__Material supplied__:

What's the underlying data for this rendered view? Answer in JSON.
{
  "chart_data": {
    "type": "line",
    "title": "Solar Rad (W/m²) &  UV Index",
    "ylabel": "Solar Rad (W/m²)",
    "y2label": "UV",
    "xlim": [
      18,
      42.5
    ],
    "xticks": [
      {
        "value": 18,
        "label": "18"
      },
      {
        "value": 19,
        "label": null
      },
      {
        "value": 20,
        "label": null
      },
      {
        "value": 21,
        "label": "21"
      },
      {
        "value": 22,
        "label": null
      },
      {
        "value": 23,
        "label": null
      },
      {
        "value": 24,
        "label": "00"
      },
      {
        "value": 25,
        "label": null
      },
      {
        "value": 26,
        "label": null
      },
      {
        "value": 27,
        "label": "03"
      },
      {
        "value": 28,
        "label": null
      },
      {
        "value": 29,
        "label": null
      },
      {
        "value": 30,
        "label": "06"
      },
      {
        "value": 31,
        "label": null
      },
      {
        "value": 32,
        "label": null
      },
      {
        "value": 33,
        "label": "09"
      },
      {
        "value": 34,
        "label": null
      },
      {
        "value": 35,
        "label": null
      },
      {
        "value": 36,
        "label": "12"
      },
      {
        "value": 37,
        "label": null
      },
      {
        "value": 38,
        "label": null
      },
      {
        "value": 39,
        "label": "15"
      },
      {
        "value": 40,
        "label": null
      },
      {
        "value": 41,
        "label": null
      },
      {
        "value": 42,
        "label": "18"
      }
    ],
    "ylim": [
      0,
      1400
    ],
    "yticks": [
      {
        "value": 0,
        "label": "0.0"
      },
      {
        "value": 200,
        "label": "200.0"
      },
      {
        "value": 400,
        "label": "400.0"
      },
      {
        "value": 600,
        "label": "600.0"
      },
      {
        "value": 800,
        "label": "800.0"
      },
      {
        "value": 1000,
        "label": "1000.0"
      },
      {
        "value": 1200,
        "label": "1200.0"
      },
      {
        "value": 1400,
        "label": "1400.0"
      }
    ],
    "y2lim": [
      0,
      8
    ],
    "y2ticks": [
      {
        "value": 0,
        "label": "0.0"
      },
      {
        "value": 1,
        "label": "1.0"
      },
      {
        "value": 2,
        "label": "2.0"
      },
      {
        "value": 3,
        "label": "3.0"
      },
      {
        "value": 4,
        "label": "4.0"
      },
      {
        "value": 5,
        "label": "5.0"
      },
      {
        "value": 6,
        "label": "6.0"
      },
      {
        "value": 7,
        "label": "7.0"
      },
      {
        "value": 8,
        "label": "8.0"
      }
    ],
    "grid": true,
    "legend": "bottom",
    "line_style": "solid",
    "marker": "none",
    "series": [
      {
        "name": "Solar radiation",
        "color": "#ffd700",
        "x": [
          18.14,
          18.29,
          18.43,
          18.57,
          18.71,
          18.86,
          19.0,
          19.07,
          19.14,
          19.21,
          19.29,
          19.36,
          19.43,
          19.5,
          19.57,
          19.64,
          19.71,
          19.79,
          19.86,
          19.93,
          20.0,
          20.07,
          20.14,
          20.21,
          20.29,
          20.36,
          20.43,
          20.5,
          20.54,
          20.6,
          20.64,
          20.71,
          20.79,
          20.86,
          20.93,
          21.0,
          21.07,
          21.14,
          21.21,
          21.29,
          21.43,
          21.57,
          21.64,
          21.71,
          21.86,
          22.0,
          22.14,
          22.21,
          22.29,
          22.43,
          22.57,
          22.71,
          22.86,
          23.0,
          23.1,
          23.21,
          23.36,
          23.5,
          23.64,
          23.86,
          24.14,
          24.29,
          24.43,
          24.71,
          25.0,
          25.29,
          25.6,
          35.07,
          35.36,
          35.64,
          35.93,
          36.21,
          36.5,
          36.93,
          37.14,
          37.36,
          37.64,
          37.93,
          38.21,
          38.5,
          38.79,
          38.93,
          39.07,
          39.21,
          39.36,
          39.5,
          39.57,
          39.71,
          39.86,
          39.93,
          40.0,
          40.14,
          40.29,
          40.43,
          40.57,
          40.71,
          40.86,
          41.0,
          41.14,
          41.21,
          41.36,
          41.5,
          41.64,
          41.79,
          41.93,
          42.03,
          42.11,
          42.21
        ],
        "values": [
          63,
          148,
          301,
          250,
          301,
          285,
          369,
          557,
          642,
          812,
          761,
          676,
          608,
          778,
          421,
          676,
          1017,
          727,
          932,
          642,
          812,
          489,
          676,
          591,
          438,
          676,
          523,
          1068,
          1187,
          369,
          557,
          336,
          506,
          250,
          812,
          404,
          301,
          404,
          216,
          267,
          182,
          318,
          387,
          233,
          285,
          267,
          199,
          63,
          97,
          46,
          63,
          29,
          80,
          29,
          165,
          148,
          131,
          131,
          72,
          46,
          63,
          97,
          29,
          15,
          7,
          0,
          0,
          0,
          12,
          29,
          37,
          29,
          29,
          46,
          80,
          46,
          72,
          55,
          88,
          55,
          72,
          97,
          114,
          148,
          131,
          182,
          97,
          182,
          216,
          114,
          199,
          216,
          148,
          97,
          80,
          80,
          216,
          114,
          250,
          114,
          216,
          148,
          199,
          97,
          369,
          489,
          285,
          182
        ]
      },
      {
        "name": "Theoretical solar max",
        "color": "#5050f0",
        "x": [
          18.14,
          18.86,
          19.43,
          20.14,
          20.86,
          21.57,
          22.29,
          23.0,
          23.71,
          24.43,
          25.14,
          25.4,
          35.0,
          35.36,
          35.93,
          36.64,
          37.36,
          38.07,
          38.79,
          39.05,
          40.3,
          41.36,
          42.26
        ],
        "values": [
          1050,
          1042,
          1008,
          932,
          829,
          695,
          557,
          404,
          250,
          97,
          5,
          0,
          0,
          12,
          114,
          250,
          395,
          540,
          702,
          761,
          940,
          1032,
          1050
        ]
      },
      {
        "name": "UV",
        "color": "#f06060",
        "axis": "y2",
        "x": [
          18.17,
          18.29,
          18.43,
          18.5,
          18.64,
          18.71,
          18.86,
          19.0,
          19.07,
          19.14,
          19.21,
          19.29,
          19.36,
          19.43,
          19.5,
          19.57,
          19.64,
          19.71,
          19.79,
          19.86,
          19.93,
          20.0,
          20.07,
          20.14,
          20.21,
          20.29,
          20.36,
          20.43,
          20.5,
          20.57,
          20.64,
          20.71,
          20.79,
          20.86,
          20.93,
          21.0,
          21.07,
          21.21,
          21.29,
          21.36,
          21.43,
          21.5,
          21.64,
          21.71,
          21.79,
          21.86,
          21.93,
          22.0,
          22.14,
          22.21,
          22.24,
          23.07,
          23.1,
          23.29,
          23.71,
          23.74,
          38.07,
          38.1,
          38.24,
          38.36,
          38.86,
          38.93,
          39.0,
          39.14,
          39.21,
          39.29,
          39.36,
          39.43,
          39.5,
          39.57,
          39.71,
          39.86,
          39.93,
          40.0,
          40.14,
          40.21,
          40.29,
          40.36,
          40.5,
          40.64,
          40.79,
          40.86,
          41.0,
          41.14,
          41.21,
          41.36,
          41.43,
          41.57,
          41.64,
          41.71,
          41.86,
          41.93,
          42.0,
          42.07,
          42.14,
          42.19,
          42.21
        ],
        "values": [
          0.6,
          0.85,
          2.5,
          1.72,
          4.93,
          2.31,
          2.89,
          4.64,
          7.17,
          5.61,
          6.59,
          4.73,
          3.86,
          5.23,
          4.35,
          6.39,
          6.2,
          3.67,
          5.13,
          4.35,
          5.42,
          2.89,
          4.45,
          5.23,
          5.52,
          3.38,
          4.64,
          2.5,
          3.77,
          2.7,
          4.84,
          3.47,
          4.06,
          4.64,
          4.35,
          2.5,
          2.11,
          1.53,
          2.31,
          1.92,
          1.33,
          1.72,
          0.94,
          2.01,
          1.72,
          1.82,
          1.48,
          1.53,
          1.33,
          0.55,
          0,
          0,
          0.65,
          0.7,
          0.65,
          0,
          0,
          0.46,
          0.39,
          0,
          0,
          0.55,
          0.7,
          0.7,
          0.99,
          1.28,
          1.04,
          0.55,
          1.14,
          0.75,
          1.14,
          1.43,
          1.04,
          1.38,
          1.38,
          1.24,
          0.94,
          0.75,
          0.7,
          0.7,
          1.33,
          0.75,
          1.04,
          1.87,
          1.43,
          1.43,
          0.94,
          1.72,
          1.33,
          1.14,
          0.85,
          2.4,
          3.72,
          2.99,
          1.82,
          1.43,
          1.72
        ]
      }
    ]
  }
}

__Given request__:
Copy all lines from the material that hold "name".

__Full response__:
        "name": "Solar radiation",
        "name": "Theoretical solar max",
        "name": "UV",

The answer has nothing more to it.